__JOB__
Below are some records. Copy every line in them that holds "JSON".

__RECORD SET__
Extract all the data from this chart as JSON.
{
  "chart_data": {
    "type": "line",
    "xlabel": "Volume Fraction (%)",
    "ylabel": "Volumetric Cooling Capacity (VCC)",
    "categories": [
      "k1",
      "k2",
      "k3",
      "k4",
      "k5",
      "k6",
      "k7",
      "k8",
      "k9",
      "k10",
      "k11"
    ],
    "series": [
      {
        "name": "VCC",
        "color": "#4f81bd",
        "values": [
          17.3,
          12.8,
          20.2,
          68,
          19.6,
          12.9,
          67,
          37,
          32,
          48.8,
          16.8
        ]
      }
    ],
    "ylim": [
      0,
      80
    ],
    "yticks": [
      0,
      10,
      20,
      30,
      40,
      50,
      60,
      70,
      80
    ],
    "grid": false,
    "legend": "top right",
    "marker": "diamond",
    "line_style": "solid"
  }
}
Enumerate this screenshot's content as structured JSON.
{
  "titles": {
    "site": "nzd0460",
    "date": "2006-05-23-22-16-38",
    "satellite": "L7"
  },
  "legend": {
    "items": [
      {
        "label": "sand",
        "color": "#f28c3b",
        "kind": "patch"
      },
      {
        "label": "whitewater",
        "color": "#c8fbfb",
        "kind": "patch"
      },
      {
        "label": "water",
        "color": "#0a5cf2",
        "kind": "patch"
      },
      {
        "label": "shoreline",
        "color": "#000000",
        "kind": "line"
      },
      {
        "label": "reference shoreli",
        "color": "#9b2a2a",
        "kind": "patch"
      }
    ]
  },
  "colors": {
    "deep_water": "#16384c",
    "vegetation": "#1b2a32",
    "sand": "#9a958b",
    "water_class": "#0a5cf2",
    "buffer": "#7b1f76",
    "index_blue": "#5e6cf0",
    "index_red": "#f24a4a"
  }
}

__EXPECTED ANSWER__
Extract all the data from this chart as JSON.
Enumerate this screenshot's content as structured JSON.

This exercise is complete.